**SET TASK**.
Pull every line that holds the word "Сначала" from the entries.

begin RECORDS SUPPLIED

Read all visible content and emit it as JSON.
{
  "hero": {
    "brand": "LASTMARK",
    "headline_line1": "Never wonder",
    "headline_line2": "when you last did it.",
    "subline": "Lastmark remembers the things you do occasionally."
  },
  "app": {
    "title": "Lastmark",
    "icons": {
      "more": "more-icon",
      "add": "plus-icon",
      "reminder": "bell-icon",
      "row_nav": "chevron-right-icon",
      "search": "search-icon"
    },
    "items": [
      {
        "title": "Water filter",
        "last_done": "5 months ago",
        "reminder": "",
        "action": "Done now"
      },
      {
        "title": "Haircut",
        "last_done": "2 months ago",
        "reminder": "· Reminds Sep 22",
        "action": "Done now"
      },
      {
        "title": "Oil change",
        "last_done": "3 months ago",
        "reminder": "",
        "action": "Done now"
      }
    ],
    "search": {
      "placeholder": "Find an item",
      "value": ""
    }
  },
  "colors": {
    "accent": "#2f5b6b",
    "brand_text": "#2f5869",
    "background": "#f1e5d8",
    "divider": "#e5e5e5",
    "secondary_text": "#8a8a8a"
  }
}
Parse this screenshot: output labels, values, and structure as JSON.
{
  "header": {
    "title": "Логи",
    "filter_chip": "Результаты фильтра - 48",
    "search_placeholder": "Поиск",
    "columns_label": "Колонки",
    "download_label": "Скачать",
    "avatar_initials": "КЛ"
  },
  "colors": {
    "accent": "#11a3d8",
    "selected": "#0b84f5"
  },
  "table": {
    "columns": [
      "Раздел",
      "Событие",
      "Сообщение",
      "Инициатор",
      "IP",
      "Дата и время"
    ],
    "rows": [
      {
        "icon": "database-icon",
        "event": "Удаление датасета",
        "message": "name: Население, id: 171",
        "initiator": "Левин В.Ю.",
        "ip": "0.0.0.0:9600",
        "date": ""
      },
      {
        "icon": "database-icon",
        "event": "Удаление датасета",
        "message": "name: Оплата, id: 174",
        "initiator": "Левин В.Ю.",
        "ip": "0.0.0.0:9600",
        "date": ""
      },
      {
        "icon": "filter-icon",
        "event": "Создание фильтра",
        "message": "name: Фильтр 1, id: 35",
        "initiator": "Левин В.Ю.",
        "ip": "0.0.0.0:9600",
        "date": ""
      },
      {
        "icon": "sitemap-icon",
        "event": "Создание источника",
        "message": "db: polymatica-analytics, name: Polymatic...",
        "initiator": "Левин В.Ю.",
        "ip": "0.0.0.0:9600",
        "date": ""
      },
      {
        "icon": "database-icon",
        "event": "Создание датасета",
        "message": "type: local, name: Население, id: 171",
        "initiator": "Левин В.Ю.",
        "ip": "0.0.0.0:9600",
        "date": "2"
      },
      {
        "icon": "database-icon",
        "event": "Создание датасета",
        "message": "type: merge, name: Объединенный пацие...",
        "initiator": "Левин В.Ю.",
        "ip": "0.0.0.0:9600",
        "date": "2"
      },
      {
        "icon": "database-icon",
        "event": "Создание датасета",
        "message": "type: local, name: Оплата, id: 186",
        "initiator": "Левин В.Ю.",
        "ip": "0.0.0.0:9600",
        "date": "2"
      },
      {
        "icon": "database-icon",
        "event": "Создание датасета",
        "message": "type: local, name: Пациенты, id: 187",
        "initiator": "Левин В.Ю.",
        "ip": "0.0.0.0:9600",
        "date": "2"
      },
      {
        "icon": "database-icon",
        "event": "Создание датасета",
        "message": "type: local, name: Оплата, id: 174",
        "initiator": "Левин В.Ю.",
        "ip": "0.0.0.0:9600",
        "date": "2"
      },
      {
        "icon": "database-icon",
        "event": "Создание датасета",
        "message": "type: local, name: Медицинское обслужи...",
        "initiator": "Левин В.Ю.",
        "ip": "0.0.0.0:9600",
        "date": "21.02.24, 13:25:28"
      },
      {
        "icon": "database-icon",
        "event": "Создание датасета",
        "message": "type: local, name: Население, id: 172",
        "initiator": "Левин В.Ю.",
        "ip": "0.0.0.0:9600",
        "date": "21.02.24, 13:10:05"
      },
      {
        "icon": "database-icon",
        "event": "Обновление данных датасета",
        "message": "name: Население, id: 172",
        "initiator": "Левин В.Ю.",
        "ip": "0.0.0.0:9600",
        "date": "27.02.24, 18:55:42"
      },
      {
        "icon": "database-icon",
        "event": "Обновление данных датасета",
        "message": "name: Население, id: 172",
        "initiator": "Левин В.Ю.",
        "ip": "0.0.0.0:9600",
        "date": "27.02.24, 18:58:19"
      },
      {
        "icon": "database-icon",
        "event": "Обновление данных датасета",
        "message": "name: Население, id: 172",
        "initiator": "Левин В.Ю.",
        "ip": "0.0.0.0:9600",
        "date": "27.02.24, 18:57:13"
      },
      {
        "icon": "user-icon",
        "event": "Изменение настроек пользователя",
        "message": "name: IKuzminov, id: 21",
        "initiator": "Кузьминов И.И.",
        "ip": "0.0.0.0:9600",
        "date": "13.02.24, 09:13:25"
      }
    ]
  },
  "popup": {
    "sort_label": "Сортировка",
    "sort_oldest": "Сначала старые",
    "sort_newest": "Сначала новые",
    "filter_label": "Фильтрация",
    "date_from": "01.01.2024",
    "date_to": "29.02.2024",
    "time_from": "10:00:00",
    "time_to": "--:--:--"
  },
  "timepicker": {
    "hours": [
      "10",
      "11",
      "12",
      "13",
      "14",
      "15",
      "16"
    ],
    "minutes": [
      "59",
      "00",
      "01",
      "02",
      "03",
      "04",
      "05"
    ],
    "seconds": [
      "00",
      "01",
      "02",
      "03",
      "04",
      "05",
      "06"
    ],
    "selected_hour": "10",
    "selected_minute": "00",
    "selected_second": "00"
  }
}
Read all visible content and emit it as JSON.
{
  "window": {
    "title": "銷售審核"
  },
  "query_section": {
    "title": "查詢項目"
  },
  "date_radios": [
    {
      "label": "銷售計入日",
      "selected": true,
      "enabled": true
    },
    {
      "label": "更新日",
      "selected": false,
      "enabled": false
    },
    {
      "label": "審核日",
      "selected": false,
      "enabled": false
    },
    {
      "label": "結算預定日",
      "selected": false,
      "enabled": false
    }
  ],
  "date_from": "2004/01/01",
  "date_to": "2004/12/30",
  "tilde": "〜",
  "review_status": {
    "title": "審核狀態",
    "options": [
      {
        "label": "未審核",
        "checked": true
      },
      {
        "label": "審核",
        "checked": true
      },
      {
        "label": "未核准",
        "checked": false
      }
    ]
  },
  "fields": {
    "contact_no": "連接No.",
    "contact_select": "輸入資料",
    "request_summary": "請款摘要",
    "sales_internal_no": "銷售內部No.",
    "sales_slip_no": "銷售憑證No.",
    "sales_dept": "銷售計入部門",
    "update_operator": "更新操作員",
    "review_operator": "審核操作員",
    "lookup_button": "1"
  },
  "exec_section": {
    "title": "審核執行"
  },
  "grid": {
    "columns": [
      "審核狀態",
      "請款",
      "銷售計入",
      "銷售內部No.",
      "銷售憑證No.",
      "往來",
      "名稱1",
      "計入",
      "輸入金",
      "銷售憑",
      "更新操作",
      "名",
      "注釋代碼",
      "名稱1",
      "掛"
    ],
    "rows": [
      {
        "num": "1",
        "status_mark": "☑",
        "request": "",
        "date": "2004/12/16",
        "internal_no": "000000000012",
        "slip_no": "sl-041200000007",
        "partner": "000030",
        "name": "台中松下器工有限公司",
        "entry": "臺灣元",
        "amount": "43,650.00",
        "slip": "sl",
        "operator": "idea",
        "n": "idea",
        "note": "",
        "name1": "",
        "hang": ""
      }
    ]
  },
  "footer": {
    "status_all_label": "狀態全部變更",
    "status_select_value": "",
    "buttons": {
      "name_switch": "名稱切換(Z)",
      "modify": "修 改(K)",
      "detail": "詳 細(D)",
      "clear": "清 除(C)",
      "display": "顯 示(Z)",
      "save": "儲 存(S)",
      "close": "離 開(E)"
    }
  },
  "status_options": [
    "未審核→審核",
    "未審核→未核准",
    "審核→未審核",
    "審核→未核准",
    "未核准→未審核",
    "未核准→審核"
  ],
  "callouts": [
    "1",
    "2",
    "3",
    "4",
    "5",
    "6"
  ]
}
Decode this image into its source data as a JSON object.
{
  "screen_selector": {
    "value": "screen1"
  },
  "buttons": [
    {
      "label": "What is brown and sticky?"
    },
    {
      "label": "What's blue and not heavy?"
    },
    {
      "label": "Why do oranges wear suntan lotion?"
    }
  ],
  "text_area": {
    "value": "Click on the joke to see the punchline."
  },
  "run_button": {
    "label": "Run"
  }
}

end RECORDS SUPPLIED

**CORRECT OUTPUT**.
    "sort_oldest": "Сначала старые",
    "sort_newest": "Сначала новые",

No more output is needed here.